* _Work required_: Count how many lines contain "ΟΙΝΟΣ" and reply with that number only.

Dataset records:

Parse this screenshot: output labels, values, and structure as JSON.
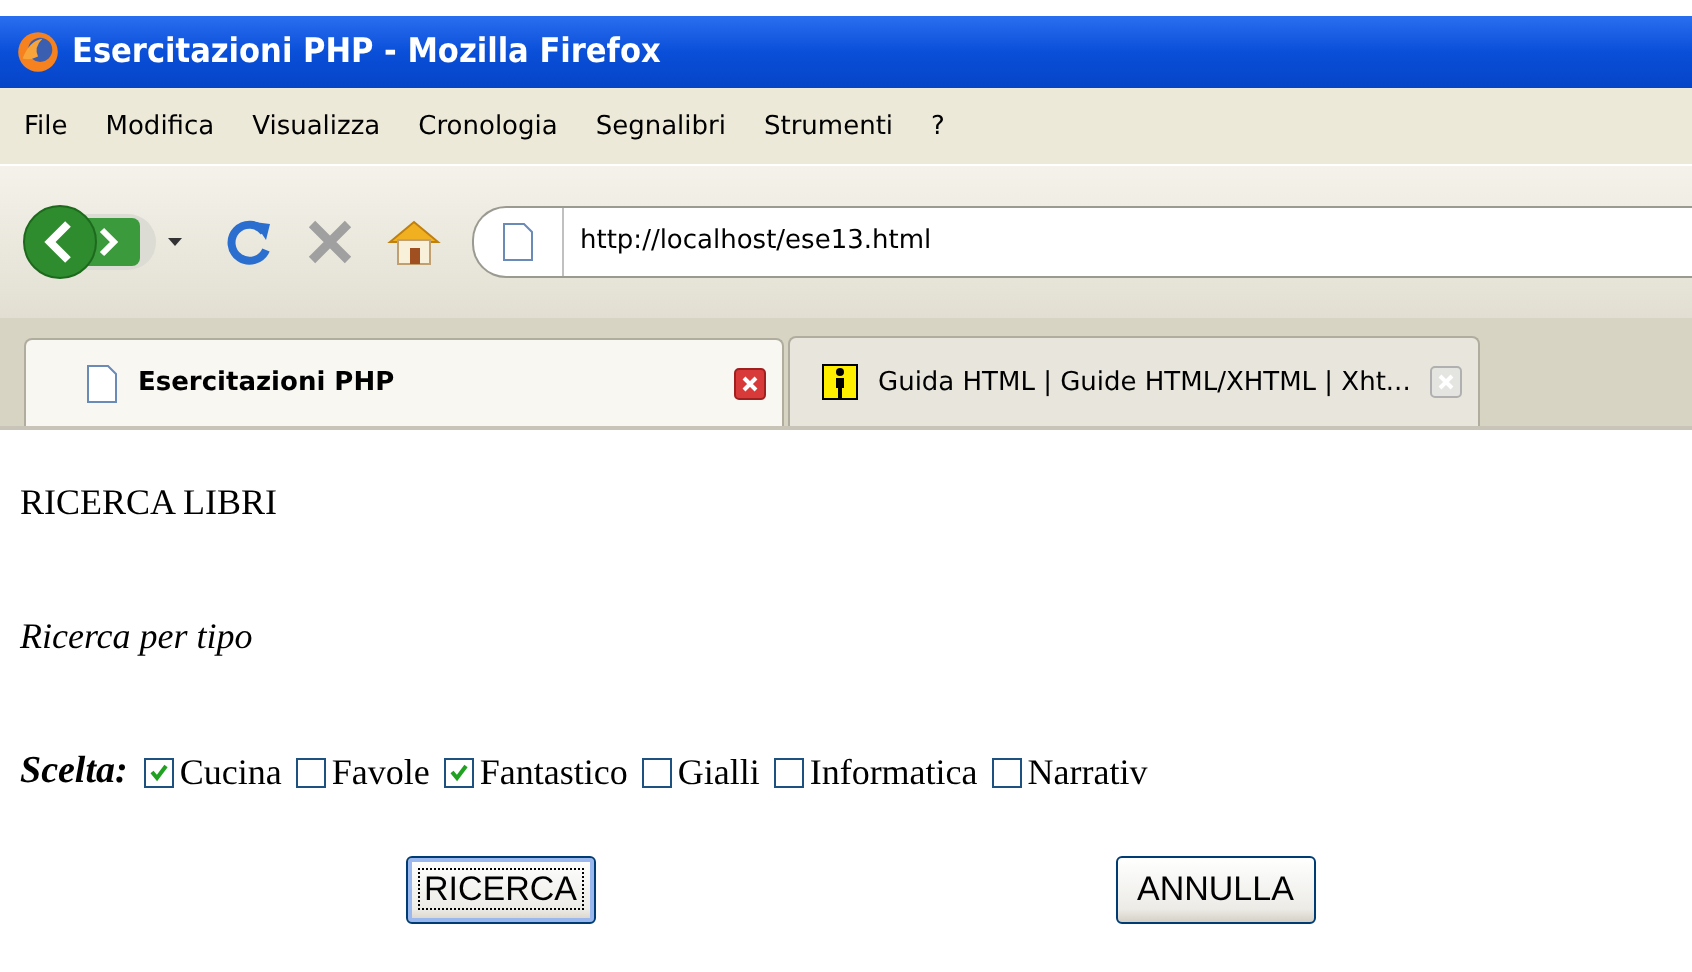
{
  "window": {
    "title": "Esercitazioni PHP - Mozilla Firefox"
  },
  "menu": [
    "File",
    "Modifica",
    "Visualizza",
    "Cronologia",
    "Segnalibri",
    "Strumenti",
    "?"
  ],
  "address": {
    "value": "http://localhost/ese13.html"
  },
  "tabs": [
    {
      "label": "Esercitazioni PHP",
      "selected": true
    },
    {
      "label": "Guida HTML | Guide HTML/XHTML | Xht...",
      "selected": false
    }
  ],
  "page": {
    "heading": "RICERCA LIBRI",
    "subheading": "Ricerca per tipo",
    "choice_label": "Scelta:",
    "options": [
      {
        "label": "Cucina",
        "checked": true
      },
      {
        "label": "Favole",
        "checked": false
      },
      {
        "label": "Fantastico",
        "checked": true
      },
      {
        "label": "Gialli",
        "checked": false
      },
      {
        "label": "Informatica",
        "checked": false
      },
      {
        "label": "Narrativ",
        "checked": false
      }
    ],
    "buttons": [
      {
        "label": "RICERCA",
        "focused": true
      },
      {
        "label": "ANNULLA",
        "focused": false
      }
    ]
  }
}
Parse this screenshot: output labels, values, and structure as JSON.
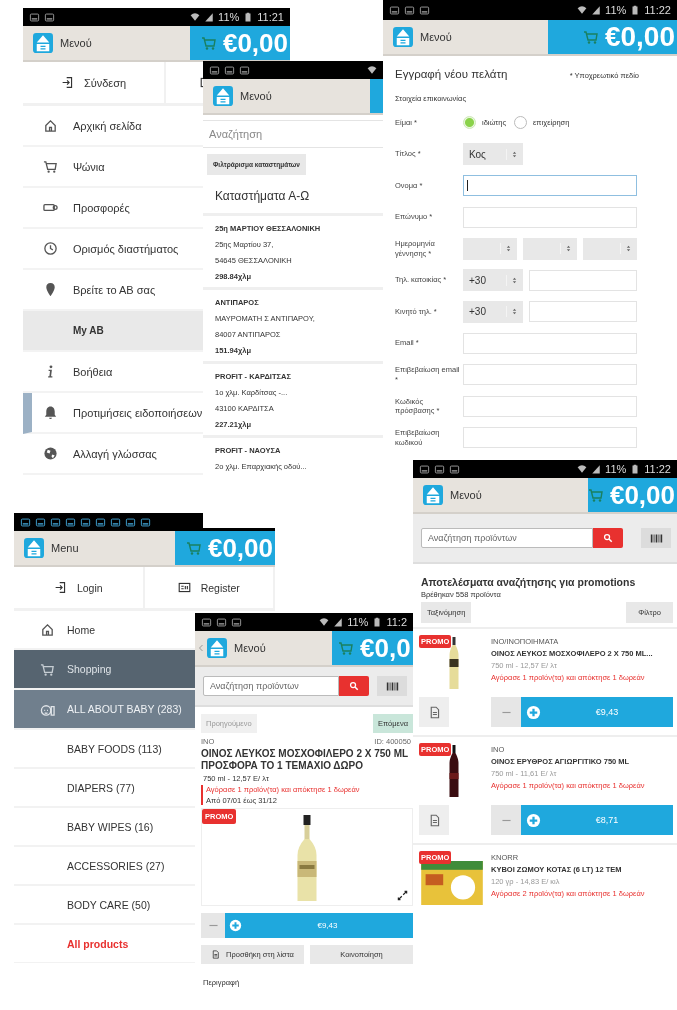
{
  "screens": [
    {
      "kind": "menu",
      "status_bar": {
        "battery": "11%",
        "time": "11:21"
      },
      "header": {
        "title": "Μενού",
        "cart_total": "€0,00"
      },
      "login": "Σύνδεση",
      "items": [
        {
          "label": "Αρχική σελίδα",
          "selected": false,
          "focused": false
        },
        {
          "label": "Ψώνια",
          "selected": false,
          "focused": false
        },
        {
          "label": "Προσφορές",
          "selected": false,
          "focused": false
        },
        {
          "label": "Ορισμός διαστήματος",
          "selected": false,
          "focused": false
        },
        {
          "label": "Βρείτε το ΑΒ σας",
          "selected": false,
          "focused": false
        },
        {
          "label": "My AB",
          "selected": true,
          "focused": false
        },
        {
          "label": "Βοήθεια",
          "selected": false,
          "focused": false
        },
        {
          "label": "Προτιμήσεις ειδοποιήσεων",
          "selected": false,
          "focused": true
        },
        {
          "label": "Αλλαγή γλώσσας",
          "selected": false,
          "focused": false
        }
      ]
    },
    {
      "kind": "stores",
      "header": {
        "title": "Μενού"
      },
      "search": {
        "placeholder": "Αναζήτηση"
      },
      "filter_button": "Φιλτράρισμα καταστημάτων",
      "heading": "Καταστήματα Α-Ω",
      "stores": [
        {
          "name": "25η ΜΑΡΤΙΟΥ ΘΕΣΣΑΛΟΝΙΚΗ",
          "address": "25ης Μαρτίου 37,",
          "city": "54645 ΘΕΣΣΑΛΟΝΙΚΗ",
          "distance": "298.84χλμ"
        },
        {
          "name": "ΑΝΤΙΠΑΡΟΣ",
          "address": "ΜΑΥΡΟΜΑΤΗ Σ ΑΝΤΙΠΑΡΟΥ,",
          "city": "84007 ΑΝΤΙΠΑΡΟΣ",
          "distance": "151.94χλμ"
        },
        {
          "name": "PROFIT - ΚΑΡΔΙΤΣΑΣ",
          "address": "1ο χλμ. Καρδίτσας -...",
          "city": "43100 ΚΑΡΔΙΤΣΑ",
          "distance": "227.21χλμ"
        },
        {
          "name": "PROFIT - ΝΑΟΥΣΑ",
          "address": "2ο χλμ. Επαρχιακής οδού..."
        }
      ]
    },
    {
      "kind": "registration",
      "status_bar": {
        "battery": "11%",
        "time": "11:22"
      },
      "header": {
        "title": "Μενού",
        "cart_total": "€0,00"
      },
      "title": "Εγγραφή νέου πελάτη",
      "note": "* Υποχρεωτικό πεδίο",
      "section": "Στοιχεία επικοινωνίας",
      "fields": [
        {
          "kind": "radio",
          "label": "Είμαι *",
          "options": [
            {
              "label": "ιδιώτης",
              "selected": true
            },
            {
              "label": "επιχείρηση",
              "selected": false
            }
          ]
        },
        {
          "kind": "select",
          "label": "Τίτλος *",
          "value": "Κος"
        },
        {
          "kind": "text",
          "label": "Ονομα *",
          "focused": true
        },
        {
          "kind": "text",
          "label": "Επώνυμο *",
          "focused": false
        },
        {
          "kind": "date",
          "label": "Ημερομηνία γέννησης *"
        },
        {
          "kind": "phone",
          "label": "Τηλ. κατοικίας *",
          "code": "+30"
        },
        {
          "kind": "phone",
          "label": "Κινητό τηλ. *",
          "code": "+30"
        },
        {
          "kind": "text",
          "label": "Email *",
          "focused": false
        },
        {
          "kind": "text",
          "label": "Επιβεβαίωση email *",
          "focused": false
        },
        {
          "kind": "text",
          "label": "Κωδικός πρόσβασης *",
          "focused": false
        },
        {
          "kind": "text",
          "label": "Επιβεβαίωση κωδικού",
          "focused": false
        }
      ]
    },
    {
      "kind": "category_menu",
      "header": {
        "title": "Menu",
        "cart_total": "€0,00"
      },
      "login": "Login",
      "register": "Register",
      "items": [
        {
          "kind": "nav",
          "label": "Home",
          "selected": false
        },
        {
          "kind": "nav",
          "label": "Shopping",
          "selected": true
        },
        {
          "kind": "category",
          "label": "ALL ABOUT BABY (283)",
          "selected": false
        },
        {
          "kind": "subcategory",
          "label": "BABY FOODS (113)",
          "selected": false
        },
        {
          "kind": "subcategory",
          "label": "DIAPERS (77)",
          "selected": false
        },
        {
          "kind": "subcategory",
          "label": "BABY WIPES (16)",
          "selected": false
        },
        {
          "kind": "subcategory",
          "label": "ACCESSORIES (27)",
          "selected": false
        },
        {
          "kind": "subcategory",
          "label": "BODY CARE (50)",
          "selected": false
        },
        {
          "kind": "link",
          "label": "All products",
          "selected": false
        }
      ]
    },
    {
      "kind": "product",
      "status_bar": {
        "battery": "11%",
        "time": "11:2"
      },
      "header": {
        "back": true,
        "title": "Μενού",
        "cart_total": "€0,0"
      },
      "search": {
        "placeholder": "Αναζήτηση προϊόντων"
      },
      "prev": {
        "label": "Προηγούμενο",
        "disabled": true
      },
      "next": {
        "label": "Επόμενα",
        "disabled": false
      },
      "brand": "ΙΝΟ",
      "id": "ID: 400050",
      "name": "ΟΙΝΟΣ ΛΕΥΚΟΣ ΜΟΣΧΟΦΙΛΕΡΟ 2 Χ 750 ML ΠΡΟΣΦΟΡΑ ΤΟ 1 ΤΕΜΑΧΙΟ ΔΩΡΟ",
      "unit_price": "750 ml - 12,57 E/ λτ",
      "offer": "Αγόρασε 1 προϊόν(τα) και απόκτησε 1 δωρεάν",
      "validity": "Από 07/01 έως 31/12",
      "badge": "PROMO",
      "price": "€9,43",
      "add_to_list": "Προσθήκη στη λίστα",
      "share": "Κοινοποίηση",
      "description": "Περιγραφή"
    },
    {
      "kind": "results",
      "status_bar": {
        "battery": "11%",
        "time": "11:22"
      },
      "header": {
        "title": "Μενού",
        "cart_total": "€0,00"
      },
      "search": {
        "placeholder": "Αναζήτηση προϊόντων"
      },
      "heading": "Αποτελέσματα αναζήτησης για promotions",
      "count": "Βρέθηκαν 558 προϊόντα",
      "sort": "Ταξινόμηση",
      "filter": "Φίλτρο",
      "products": [
        {
          "badge": "PROMO",
          "category": "ΙΝΟ/ΙΝΟΠΟΙΗΜΑΤΑ",
          "name": "ΟΙΝΟΣ ΛΕΥΚΟΣ ΜΟΣΧΟΦΙΛΕΡΟ 2 Χ 750 ML...",
          "unit_price": "750 ml - 12,57 E/ λτ",
          "offer": "Αγόρασε 1 προϊόν(τα) και απόκτησε 1 δωρεάν",
          "price": "€9,43"
        },
        {
          "badge": "PROMO",
          "category": "ΙΝΟ",
          "name": "ΟΙΝΟΣ ΕΡΥΘΡΟΣ ΑΓΙΩΡΓΙΤΙΚΟ 750 ML",
          "unit_price": "750 ml - 11,61 E/ λτ",
          "offer": "Αγόρασε 1 προϊόν(τα) και απόκτησε 1 δωρεάν",
          "price": "€8,71"
        },
        {
          "badge": "PROMO",
          "category": "KNORR",
          "name": "ΚΥΒΟΙ ΖΩΜΟΥ ΚΟΤΑΣ (6 LT) 12 TEM",
          "unit_price": "120 γρ - 14,83 E/ κιλ",
          "offer": "Αγόρασε 2 προϊόν(τα) και απόκτησε 1 δωρεάν"
        }
      ]
    }
  ]
}
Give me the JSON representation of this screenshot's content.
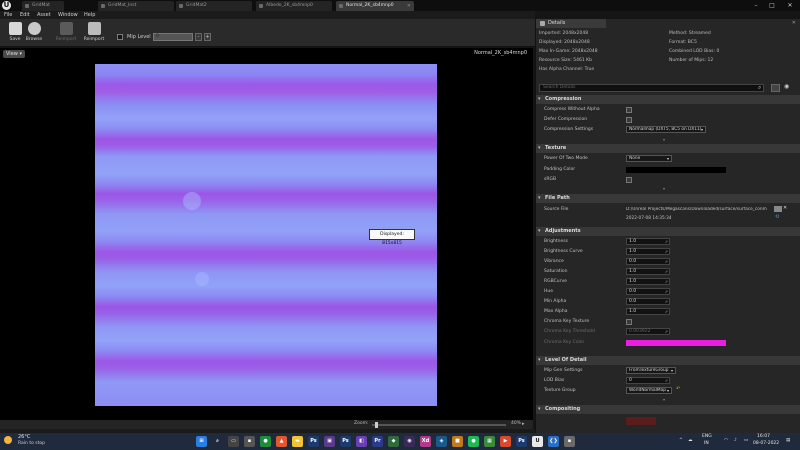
{
  "tabs": [
    {
      "label": "GridMat"
    },
    {
      "label": "GridMat_Inst"
    },
    {
      "label": "GridMat2"
    },
    {
      "label": "Albedo_2K_sb4mnp0"
    },
    {
      "label": "Normal_2K_sb4mnp0",
      "active": true
    }
  ],
  "window_controls": {
    "minimize": "–",
    "maximize": "□",
    "close": "✕"
  },
  "menu": [
    "File",
    "Edit",
    "Asset",
    "Window",
    "Help"
  ],
  "toolbar": {
    "save": "Save",
    "browse": "Browse",
    "reimport_disabled": "Reimport",
    "reimport": "Reimport",
    "mip_level_label": "Mip Level",
    "mip_level_value": "0",
    "mip_minus": "-",
    "mip_plus": "+"
  },
  "viewport": {
    "view_button": "View ▾",
    "texture_name": "Normal_2K_sb4mnp0",
    "tooltip": "Displayed: 815x815",
    "zoom_label": "Zoom:",
    "zoom_value": "40%",
    "zoom_fraction": 0.02
  },
  "details": {
    "tab_label": "Details",
    "info_left": [
      "Imported: 2048x2048",
      "Displayed: 2048x2048",
      "Max In-Game: 2048x2048",
      "Resource Size: 5461 Kb",
      "Has Alpha Channel: True"
    ],
    "info_right": [
      "Method: Streamed",
      "Format: BC5",
      "Combined LOD Bias: 0",
      "Number of Mips: 12"
    ],
    "search_placeholder": "Search Details",
    "sections": {
      "compression": {
        "title": "Compression",
        "props": {
          "compress_without_alpha": "Compress Without Alpha",
          "defer_compression": "Defer Compression",
          "compression_settings": "Compression Settings",
          "compression_settings_value": "Normalmap (DXT5, BC5 on DX11)"
        }
      },
      "texture": {
        "title": "Texture",
        "props": {
          "power_of_two_mode": "Power Of Two Mode",
          "power_of_two_value": "None",
          "padding_color": "Padding Color",
          "srgb": "sRGB"
        }
      },
      "file_path": {
        "title": "File Path",
        "source_file_label": "Source File",
        "source_file_value": "D:/Unreal Projects/Megascans/Downloaded/surface/surface_conm",
        "source_file_date": "2022-07-08 14:35:34"
      },
      "adjustments": {
        "title": "Adjustments",
        "rows": [
          {
            "label": "Brightness",
            "value": "1.0"
          },
          {
            "label": "Brightness Curve",
            "value": "1.0"
          },
          {
            "label": "Vibrance",
            "value": "0.0"
          },
          {
            "label": "Saturation",
            "value": "1.0"
          },
          {
            "label": "RGBCurve",
            "value": "1.0"
          },
          {
            "label": "Hue",
            "value": "0.0"
          },
          {
            "label": "Min Alpha",
            "value": "0.0"
          },
          {
            "label": "Max Alpha",
            "value": "1.0"
          }
        ],
        "chroma_key_texture": "Chroma Key Texture",
        "chroma_key_threshold": "Chroma Key Threshold",
        "chroma_key_threshold_value": "0.003922",
        "chroma_key_color": "Chroma Key Color",
        "chroma_key_color_hex": "#e91ee0"
      },
      "level_of_detail": {
        "title": "Level Of Detail",
        "mip_gen_settings": "Mip Gen Settings",
        "mip_gen_value": "FromTextureGroup",
        "lod_bias": "LOD Bias",
        "lod_bias_value": "0",
        "texture_group": "Texture Group",
        "texture_group_value": "WorldNormalMap"
      },
      "compositing": {
        "title": "Compositing"
      }
    }
  },
  "taskbar": {
    "weather_temp": "26°C",
    "weather_desc": "Rain to stop",
    "lang_top": "ENG",
    "lang_bottom": "IN",
    "time": "16:07",
    "date": "08-07-2022"
  },
  "colors": {
    "padding_color": "#000000",
    "chroma_key_color": "#e91ee0"
  }
}
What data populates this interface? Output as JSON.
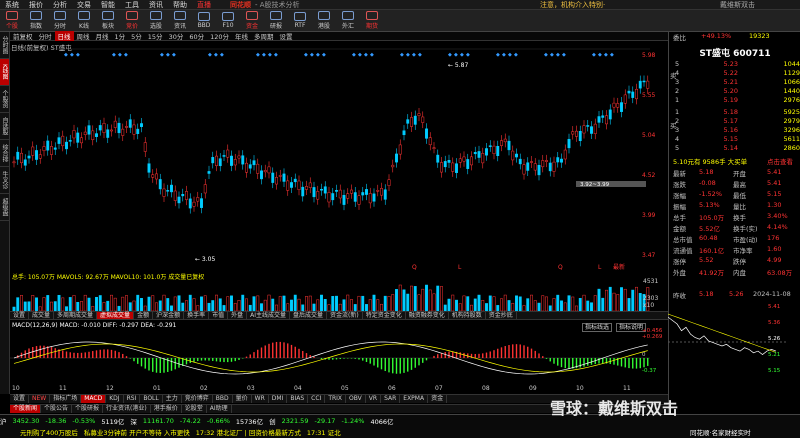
{
  "menubar": {
    "items": [
      "系统",
      "报价",
      "分析",
      "交易",
      "智能",
      "工具",
      "资讯",
      "帮助"
    ],
    "live": "直播",
    "brand": "同花顺",
    "subtitle": "- A股技术分析",
    "notice": "注意，机构介入特别·",
    "ctl": "戴维斯双击"
  },
  "toolbar": {
    "items": [
      "个股",
      "指数",
      "分时",
      "K线",
      "板块",
      "竞价",
      "选股",
      "资讯",
      "BBD",
      "F10",
      "资金",
      "研报",
      "RTF",
      "港股",
      "外汇",
      "期货"
    ]
  },
  "leftstrip": [
    "分时图",
    "K线图",
    "个股资料",
    "自选股",
    "综合排名",
    "牛叉诊股",
    "超级盘口"
  ],
  "cycle": {
    "items": [
      "前复权",
      "分时",
      "日线",
      "周线",
      "月线",
      "1分",
      "5分",
      "15分",
      "30分",
      "60分",
      "120分",
      "年线",
      "多周期",
      "设置"
    ],
    "active": 2
  },
  "chart_head": "日线(前复权)  ST盛屯",
  "kline": {
    "ylabels": [
      "5.98",
      "5.55",
      "5.04",
      "4.52",
      "3.99",
      "3.47"
    ],
    "annotations": {
      "high": "5.87",
      "low": "3.05",
      "range": "3.92~3.99"
    },
    "markers": [
      "Q",
      "L",
      "Q",
      "L",
      "最新"
    ]
  },
  "volume": {
    "head": "总手: 105.07万  MAVOL5: 92.67万  MAVOL10: 101.0万  成交量已复权",
    "ylabels": [
      "4531",
      "2303",
      "x10"
    ]
  },
  "tabs1": [
    "设置",
    "成交量",
    "多周期成交量",
    "虚拟成交量",
    "金额",
    "沪深金额",
    "换手率",
    "市值",
    "外盘",
    "AI主线成交量",
    "盘后成交量",
    "资金流(新)",
    "特定资金变化",
    "融资融券变化",
    "机构持股数",
    "资金抄底"
  ],
  "tabs1_active": 3,
  "macd": {
    "head": "MACD(12,26,9)  MACD: -0.010  DIFF: -0.297  DEA: -0.291",
    "btns": [
      "指标线选",
      "指标说明"
    ],
    "ylabels": [
      "+0.456",
      "+0.269",
      "0",
      "-0.37"
    ]
  },
  "dates": [
    "10",
    "11",
    "12",
    "01",
    "02",
    "03",
    "04",
    "05",
    "06",
    "07",
    "08",
    "09",
    "10",
    "11"
  ],
  "tabs2": [
    "设置",
    "NEW",
    "指标广场",
    "MACD",
    "KDJ",
    "RSI",
    "BOLL",
    "主力",
    "竞价博弈",
    "BBD",
    "量价",
    "WR",
    "DMI",
    "BIAS",
    "CCI",
    "TRIX",
    "OBV",
    "VR",
    "SAR",
    "EXPMA",
    "资金"
  ],
  "tabs2_active": 3,
  "tabs3": [
    "个股新闻",
    "个股公告",
    "个股研报",
    "行业资讯(港业)",
    "港手报价",
    "论股堂",
    "AI助理"
  ],
  "ticker": {
    "row1": [
      {
        "t": "沪",
        "c": "w"
      },
      {
        "t": "3452.30",
        "c": "g"
      },
      {
        "t": "-18.36",
        "c": "g"
      },
      {
        "t": "-0.53%",
        "c": "g"
      },
      {
        "t": "5119亿",
        "c": "w"
      },
      {
        "t": "深",
        "c": "w"
      },
      {
        "t": "11161.70",
        "c": "g"
      },
      {
        "t": "-74.22",
        "c": "g"
      },
      {
        "t": "-0.66%",
        "c": "g"
      },
      {
        "t": "15736亿",
        "c": "w"
      },
      {
        "t": "创",
        "c": "w"
      },
      {
        "t": "2321.59",
        "c": "g"
      },
      {
        "t": "-29.17",
        "c": "g"
      },
      {
        "t": "-1.24%",
        "c": "g"
      },
      {
        "t": "4066亿",
        "c": "w"
      }
    ],
    "row2": [
      {
        "t": "元刑购了400万股后",
        "c": "y"
      },
      {
        "t": "私募业3分钟前 开户不等待 入市更快",
        "c": "y"
      },
      {
        "t": "17:32 港北证厂 | 回资价格最新方式",
        "c": "y"
      },
      {
        "t": "17:31 证北",
        "c": "y"
      }
    ],
    "right": "同花顺·名家财经实时"
  },
  "panel": {
    "title": "ST盛屯 600711",
    "weibi": "委比",
    "weibi_val": "+49.13%",
    "weicha": "19323",
    "asks": [
      {
        "l": "5",
        "p": "5.23",
        "v": "1044"
      },
      {
        "l": "4",
        "p": "5.22",
        "v": "1129"
      },
      {
        "l": "3",
        "p": "5.21",
        "v": "1066"
      },
      {
        "l": "2",
        "p": "5.20",
        "v": "1440"
      },
      {
        "l": "1",
        "p": "5.19",
        "v": "2976"
      }
    ],
    "bids": [
      {
        "l": "1",
        "p": "5.18",
        "v": "5925"
      },
      {
        "l": "2",
        "p": "5.17",
        "v": "2979"
      },
      {
        "l": "3",
        "p": "5.16",
        "v": "3296"
      },
      {
        "l": "4",
        "p": "5.15",
        "v": "5611"
      },
      {
        "l": "5",
        "p": "5.14",
        "v": "2860"
      }
    ],
    "ask_label": "卖",
    "bid_label": "买",
    "summary": "5.10元有 9586手 大买单",
    "summary_link": "点击查看",
    "stats": [
      [
        "最新",
        "5.18",
        "开盘",
        "5.41"
      ],
      [
        "涨跌",
        "-0.08",
        "最高",
        "5.41"
      ],
      [
        "涨幅",
        "-1.52%",
        "最低",
        "5.15"
      ],
      [
        "振幅",
        "5.13%",
        "量比",
        "1.30"
      ],
      [
        "总手",
        "105.0万",
        "换手",
        "3.40%"
      ],
      [
        "金额",
        "5.52亿",
        "换手(实)",
        "4.14%"
      ],
      [
        "总市值",
        "60.48",
        "市盈(动)",
        "176"
      ],
      [
        "流通值",
        "160.1亿",
        "市净率",
        "1.60"
      ],
      [
        "涨停",
        "5.52",
        "跌停",
        "4.99"
      ],
      [
        "外盘",
        "41.92万",
        "内盘",
        "63.08万"
      ]
    ],
    "intraday_head": {
      "prev": "昨收",
      "price": "5.18",
      "hi": "5.26",
      "date": "2024-11-08"
    },
    "intraday_y": [
      "5.41",
      "5.36",
      "5.26",
      "5.21",
      "5.15"
    ],
    "intraday_values": [
      5.38,
      5.36,
      5.34,
      5.3,
      5.32,
      5.28,
      5.26,
      5.25,
      5.27,
      5.24,
      5.23,
      5.22,
      5.21,
      5.22,
      5.2,
      5.19,
      5.18,
      5.2,
      5.19,
      5.17,
      5.18,
      5.16,
      5.18,
      5.19,
      5.18
    ]
  },
  "watermark": "雪球：戴维斯双击"
}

* _Worked solution_: 3